At 11am, Joe was moved to the high depency section of ward 11.

Monday 13th April
Joes feed was increased to 18ml hour

Tuesday 14th april
Phil had to go back to work, so he went in for the morning. The nurse had removed Joes heated matress, and I remember being very concerned about how cold Joes hands were. Joes milnirone (a drug to support Joes heart) was reduced, and his feed went up to 20ml an hour. Joe also had to have a 24 hour ECG to make sure that everything was OK before they could remove his pacing wires.

Wednesday 15th april
Joes milnirone was stopped.
He also had his pacing wires removed. A scan had to be done to check that no trauma had occured when the wires were removed. Everything came back fine. Joe also had his line removed from his neck

We got to hold Joe again, and for the first time, Joes sats monitor switched off while we held him.

Thursday 16th april
Joes bolus feeds started. I tried to breast feed, but struggled, so we bottle fed Joe.

Friday 17th April
Joe had another SVT (heart rate too high) during the night, but this time, no one was sure what caused this, so we were told that this would be monitored.

Joe was now being bottle fed by day (40 ml every 3 hours... increasing to 60 ml every 3 hours)

Saturday 18th April
Joe now weighed 3.44kg.. which everyone was pleased about as he had put on weight.

Sunday 19th - Thursday 23rd april.

- - -

* Tasks *
a) From the diary about Joe's hospital stay, output the passage that begins with the words "At 11am, Joe" and ends after the words "his pacing wires.".
b) According to the diary about Joe's hospital stay, how much did Joe weigh on Saturday 18th April?
c) Take the diary about Joe's hospital stay further, starting right after its final line.

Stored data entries
- - -

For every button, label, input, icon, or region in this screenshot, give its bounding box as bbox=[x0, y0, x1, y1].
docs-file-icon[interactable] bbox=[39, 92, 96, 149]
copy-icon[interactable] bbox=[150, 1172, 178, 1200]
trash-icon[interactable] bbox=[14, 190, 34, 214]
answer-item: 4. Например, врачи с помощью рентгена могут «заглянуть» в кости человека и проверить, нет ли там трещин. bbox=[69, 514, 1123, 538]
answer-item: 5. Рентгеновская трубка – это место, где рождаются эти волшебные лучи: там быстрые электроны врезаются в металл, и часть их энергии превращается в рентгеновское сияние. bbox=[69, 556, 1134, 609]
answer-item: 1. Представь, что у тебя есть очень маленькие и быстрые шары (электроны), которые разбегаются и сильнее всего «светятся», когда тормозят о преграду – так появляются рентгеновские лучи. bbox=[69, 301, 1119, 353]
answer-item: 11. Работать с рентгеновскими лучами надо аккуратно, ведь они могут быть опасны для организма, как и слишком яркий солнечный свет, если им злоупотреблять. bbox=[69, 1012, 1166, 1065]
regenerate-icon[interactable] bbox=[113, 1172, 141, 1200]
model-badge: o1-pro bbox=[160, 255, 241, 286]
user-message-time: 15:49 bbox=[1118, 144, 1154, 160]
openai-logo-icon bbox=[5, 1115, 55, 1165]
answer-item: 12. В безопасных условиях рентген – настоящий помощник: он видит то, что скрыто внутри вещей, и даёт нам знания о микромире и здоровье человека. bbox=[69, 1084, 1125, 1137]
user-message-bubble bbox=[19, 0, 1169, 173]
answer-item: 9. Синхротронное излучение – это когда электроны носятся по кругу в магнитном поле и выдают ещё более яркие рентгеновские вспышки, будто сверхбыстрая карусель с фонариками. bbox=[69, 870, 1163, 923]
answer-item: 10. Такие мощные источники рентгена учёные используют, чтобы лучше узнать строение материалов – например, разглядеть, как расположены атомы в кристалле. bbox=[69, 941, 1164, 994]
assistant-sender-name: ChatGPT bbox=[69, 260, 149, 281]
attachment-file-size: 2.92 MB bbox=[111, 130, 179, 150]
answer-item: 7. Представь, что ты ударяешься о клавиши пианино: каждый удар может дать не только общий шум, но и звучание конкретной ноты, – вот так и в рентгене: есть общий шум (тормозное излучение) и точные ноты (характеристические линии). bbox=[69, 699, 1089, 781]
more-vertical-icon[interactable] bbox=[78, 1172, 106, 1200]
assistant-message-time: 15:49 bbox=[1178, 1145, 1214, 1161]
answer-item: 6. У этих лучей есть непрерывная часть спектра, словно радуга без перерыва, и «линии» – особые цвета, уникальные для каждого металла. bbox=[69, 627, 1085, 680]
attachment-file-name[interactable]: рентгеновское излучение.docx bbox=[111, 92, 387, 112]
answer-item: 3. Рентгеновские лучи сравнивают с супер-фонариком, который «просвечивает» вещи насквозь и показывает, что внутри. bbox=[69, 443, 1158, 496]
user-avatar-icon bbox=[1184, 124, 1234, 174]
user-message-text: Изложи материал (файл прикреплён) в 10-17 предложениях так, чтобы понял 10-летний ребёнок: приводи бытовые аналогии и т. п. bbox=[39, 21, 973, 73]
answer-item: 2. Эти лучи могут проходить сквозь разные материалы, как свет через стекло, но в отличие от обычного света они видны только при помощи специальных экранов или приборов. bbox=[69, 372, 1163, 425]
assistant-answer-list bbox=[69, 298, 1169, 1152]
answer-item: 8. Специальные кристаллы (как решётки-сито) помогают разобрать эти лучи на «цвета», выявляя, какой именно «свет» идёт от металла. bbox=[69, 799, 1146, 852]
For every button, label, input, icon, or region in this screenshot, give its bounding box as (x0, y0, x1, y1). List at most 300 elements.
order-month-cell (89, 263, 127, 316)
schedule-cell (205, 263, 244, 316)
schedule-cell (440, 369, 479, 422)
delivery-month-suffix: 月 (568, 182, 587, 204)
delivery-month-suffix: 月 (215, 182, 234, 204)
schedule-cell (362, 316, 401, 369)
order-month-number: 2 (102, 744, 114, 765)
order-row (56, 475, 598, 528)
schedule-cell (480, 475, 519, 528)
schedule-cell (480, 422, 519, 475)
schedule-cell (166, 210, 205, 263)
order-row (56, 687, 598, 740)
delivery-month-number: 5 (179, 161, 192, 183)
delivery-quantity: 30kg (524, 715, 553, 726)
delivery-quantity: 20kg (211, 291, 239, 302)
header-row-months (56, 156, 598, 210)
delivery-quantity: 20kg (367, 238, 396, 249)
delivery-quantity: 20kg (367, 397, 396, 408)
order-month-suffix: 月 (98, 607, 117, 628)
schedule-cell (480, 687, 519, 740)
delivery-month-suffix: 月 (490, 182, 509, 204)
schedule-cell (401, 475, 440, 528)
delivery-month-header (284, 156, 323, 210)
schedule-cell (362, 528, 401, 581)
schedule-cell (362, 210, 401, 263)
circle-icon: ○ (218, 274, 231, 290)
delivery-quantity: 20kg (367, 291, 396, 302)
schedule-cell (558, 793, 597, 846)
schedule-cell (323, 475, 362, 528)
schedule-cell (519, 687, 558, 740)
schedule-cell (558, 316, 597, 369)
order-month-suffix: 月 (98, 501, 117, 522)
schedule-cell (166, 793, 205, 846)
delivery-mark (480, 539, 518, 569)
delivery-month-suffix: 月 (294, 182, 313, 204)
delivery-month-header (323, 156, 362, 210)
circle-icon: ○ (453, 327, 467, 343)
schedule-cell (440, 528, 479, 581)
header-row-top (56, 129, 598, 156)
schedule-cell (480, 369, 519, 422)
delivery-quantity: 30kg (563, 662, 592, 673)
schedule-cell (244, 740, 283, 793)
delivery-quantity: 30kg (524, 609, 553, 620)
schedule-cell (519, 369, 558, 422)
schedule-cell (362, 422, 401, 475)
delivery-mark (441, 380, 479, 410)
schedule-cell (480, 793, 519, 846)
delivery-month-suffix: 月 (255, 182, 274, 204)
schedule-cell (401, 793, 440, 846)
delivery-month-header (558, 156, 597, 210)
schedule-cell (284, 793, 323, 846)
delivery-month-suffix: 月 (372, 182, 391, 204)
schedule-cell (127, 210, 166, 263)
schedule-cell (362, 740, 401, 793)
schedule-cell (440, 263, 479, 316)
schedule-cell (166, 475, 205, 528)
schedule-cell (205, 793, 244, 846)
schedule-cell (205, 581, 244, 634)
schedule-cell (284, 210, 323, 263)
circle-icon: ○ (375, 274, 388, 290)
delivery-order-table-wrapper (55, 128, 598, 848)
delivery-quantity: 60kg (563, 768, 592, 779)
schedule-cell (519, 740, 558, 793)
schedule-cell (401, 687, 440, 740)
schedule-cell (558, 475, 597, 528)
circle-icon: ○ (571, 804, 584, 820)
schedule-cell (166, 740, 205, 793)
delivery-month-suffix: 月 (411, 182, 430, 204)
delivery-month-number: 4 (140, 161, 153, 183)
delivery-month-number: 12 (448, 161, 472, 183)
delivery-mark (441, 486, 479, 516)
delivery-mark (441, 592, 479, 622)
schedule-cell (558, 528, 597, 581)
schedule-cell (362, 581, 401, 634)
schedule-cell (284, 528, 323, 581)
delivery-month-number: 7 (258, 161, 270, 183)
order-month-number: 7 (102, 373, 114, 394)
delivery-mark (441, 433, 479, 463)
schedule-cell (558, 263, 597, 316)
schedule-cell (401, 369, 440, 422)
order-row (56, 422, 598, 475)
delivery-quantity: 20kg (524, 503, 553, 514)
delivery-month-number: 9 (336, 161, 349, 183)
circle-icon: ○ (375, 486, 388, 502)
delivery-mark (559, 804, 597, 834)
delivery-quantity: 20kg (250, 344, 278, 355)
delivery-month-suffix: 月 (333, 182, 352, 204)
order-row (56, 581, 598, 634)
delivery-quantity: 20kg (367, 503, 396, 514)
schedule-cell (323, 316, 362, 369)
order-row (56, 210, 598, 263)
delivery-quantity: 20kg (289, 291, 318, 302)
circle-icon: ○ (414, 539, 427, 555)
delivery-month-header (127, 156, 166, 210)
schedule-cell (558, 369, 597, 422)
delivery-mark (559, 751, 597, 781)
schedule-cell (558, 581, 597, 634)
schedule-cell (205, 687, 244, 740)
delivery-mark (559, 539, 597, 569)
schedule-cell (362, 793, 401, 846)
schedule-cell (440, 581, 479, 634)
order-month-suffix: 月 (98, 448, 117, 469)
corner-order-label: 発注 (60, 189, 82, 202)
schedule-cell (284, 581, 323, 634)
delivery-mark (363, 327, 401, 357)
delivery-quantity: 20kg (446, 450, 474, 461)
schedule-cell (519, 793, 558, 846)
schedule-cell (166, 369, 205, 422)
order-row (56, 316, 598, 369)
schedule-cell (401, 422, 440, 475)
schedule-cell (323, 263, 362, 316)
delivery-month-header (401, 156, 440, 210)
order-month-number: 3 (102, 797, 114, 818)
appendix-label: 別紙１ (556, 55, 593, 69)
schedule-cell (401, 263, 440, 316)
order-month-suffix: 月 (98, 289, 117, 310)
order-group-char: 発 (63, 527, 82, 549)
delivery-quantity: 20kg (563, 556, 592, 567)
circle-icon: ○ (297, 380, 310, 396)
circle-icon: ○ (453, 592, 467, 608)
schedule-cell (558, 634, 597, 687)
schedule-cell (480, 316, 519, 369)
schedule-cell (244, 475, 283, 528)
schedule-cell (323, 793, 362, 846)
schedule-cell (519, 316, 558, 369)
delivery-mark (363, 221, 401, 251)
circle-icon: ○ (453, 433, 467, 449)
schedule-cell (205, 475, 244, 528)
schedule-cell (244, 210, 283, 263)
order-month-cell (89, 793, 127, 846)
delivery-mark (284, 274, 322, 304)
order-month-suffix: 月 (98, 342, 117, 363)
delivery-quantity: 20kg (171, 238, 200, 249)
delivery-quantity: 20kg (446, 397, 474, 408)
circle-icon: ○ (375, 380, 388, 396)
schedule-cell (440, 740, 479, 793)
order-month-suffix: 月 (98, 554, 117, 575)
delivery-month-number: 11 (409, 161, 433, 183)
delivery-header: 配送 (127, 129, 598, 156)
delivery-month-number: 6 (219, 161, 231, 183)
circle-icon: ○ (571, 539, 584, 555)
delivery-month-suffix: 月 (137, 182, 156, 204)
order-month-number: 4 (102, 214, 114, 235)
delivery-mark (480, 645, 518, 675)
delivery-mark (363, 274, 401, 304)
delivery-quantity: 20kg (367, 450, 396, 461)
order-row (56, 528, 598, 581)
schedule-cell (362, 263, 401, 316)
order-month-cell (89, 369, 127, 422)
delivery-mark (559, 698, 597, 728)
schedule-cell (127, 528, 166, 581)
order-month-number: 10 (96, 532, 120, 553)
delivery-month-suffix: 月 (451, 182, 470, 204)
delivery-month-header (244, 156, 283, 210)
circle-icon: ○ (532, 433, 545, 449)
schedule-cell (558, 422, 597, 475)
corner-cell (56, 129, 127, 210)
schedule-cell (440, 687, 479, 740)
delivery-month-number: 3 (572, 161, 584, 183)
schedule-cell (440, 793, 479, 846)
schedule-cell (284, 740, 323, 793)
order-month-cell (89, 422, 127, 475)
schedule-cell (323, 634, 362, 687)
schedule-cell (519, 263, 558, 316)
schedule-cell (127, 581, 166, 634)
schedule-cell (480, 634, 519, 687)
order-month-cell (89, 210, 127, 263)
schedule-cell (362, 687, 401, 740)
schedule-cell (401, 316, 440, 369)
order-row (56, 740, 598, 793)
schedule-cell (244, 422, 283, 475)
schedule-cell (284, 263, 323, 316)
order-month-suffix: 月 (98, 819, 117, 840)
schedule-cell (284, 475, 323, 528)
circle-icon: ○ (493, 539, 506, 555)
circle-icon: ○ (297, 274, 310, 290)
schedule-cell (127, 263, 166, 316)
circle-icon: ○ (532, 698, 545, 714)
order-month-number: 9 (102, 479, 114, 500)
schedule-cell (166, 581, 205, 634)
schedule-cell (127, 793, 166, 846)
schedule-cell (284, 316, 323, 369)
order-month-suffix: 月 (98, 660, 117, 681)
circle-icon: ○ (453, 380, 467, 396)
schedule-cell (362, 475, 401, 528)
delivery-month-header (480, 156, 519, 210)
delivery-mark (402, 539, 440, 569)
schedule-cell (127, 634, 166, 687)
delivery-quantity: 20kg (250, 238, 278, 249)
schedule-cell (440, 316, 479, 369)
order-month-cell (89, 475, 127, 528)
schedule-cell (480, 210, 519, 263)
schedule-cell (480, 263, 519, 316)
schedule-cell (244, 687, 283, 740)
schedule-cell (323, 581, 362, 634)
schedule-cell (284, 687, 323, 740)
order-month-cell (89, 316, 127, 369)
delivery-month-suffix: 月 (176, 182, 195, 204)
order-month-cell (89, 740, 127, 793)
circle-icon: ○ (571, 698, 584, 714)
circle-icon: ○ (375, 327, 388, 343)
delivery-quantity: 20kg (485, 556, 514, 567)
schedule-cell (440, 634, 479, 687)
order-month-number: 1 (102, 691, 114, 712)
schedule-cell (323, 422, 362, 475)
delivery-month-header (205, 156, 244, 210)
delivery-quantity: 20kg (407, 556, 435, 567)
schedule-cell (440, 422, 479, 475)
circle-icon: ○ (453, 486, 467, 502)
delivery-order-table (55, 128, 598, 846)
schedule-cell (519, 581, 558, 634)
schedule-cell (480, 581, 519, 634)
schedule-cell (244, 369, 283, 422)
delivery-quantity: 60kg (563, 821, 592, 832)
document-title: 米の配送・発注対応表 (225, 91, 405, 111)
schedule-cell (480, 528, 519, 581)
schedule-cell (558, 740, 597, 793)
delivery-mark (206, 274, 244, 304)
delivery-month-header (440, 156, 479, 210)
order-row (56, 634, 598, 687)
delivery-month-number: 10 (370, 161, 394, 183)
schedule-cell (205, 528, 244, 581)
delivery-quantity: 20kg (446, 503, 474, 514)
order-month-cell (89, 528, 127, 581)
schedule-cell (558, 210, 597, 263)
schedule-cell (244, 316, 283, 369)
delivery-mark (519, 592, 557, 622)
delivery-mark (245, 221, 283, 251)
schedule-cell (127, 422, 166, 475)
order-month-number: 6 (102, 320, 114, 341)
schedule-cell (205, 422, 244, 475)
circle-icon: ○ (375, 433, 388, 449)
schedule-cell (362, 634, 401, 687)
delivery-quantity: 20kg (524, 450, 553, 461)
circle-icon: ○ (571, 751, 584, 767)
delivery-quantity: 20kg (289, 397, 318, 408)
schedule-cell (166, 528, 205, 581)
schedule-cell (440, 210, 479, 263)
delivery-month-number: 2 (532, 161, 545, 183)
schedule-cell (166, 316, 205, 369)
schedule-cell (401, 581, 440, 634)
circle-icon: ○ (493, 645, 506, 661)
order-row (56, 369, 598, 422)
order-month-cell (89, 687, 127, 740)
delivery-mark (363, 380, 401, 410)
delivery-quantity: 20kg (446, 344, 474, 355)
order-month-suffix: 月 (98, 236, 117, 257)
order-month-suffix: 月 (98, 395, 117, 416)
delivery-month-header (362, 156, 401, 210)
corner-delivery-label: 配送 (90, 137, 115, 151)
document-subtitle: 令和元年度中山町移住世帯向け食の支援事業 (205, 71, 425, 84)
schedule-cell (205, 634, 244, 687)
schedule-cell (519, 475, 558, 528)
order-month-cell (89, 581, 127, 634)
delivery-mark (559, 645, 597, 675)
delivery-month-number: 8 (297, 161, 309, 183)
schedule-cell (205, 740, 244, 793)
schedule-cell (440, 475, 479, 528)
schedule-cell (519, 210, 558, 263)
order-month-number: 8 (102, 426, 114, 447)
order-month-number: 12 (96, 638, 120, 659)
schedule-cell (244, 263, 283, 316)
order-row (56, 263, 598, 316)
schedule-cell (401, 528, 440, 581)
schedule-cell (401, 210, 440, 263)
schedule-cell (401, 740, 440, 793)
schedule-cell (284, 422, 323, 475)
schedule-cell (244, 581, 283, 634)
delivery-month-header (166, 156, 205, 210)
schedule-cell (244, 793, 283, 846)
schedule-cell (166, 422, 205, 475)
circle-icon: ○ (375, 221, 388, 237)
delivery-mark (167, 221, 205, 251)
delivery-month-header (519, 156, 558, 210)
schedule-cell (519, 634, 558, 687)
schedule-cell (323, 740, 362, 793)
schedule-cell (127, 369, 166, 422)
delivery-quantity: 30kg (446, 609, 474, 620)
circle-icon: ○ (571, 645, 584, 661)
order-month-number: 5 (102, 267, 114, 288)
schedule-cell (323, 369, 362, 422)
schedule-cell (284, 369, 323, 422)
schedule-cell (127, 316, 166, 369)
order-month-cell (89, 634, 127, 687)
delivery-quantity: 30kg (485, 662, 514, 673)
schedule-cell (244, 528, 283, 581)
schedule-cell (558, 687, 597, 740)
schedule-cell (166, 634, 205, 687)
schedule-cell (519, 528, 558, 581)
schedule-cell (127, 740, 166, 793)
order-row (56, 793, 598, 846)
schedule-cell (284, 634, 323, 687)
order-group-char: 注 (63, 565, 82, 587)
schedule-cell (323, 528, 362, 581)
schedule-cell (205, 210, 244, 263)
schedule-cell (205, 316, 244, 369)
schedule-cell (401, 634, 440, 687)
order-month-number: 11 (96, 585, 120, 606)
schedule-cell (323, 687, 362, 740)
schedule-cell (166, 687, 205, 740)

- - -

* Answers for each item *
a)
At 11am, Joe was moved to the high depency section of ward 11.

Monday 13th April
Joes feed was increased to 18ml hour

Tuesday 14th april
Phil had to go back to work, so he went in for the morning. The nurse had removed Joes heated matress, and I remember being very concerned about how cold Joes hands were. Joes milnirone (a drug to support Joes heart) was reduced, and his feed went up to 20ml an hour. Joe also had to have a 24 hour ECG to make sure that everything was OK before they could remove his pacing wires.

b) Joe weighed 3.44kg.

c)
The next few days were quite frustrating. We had to wait for a bladder scan to be done before they took out Joes Catheter. This was the only thing that was stoping us from going home, so was a waiting game for them to take out the catheter and confirm that everything was ok.. I started to really struggle, and started to feel really low. Luckily, Joe shared a room with another baby called Charlie, and if it wasn't for Charlies Mum, I would have been climbing the walls.

On the Wednesday night, me and Claire sat and watched the apprentice. The babies were alseep, so did not have to worry about them. I started to feel normal again that night. Phil had been to Uni, so me and Claire had been on our own most of the day. I have a lot to thank her for, as she kept me sane while Phil was at work and Uni.

Finally, we were told that Joe could go home, and we could go at about midday on the Thursday. However, we were slightly delayed as when I fed Joe at 12pm, he vomitted, and I noticed that there was blood in it. Because of this, the nurse said that she wanted us to stay until his next feed at 3pm, to see what happens and to make sure that there was no more vomit with blood. I could have screamed because I just wanted to get Joe home.

Thankfully, everything was OK after Joes 3pm feed, so we were given the green light to go home. I said my goodbye to Claire... knowing that I would really miss her, and we left the hospital.

The day that Phil and I had been together for 9 years.....Finally it was our turn to go home!!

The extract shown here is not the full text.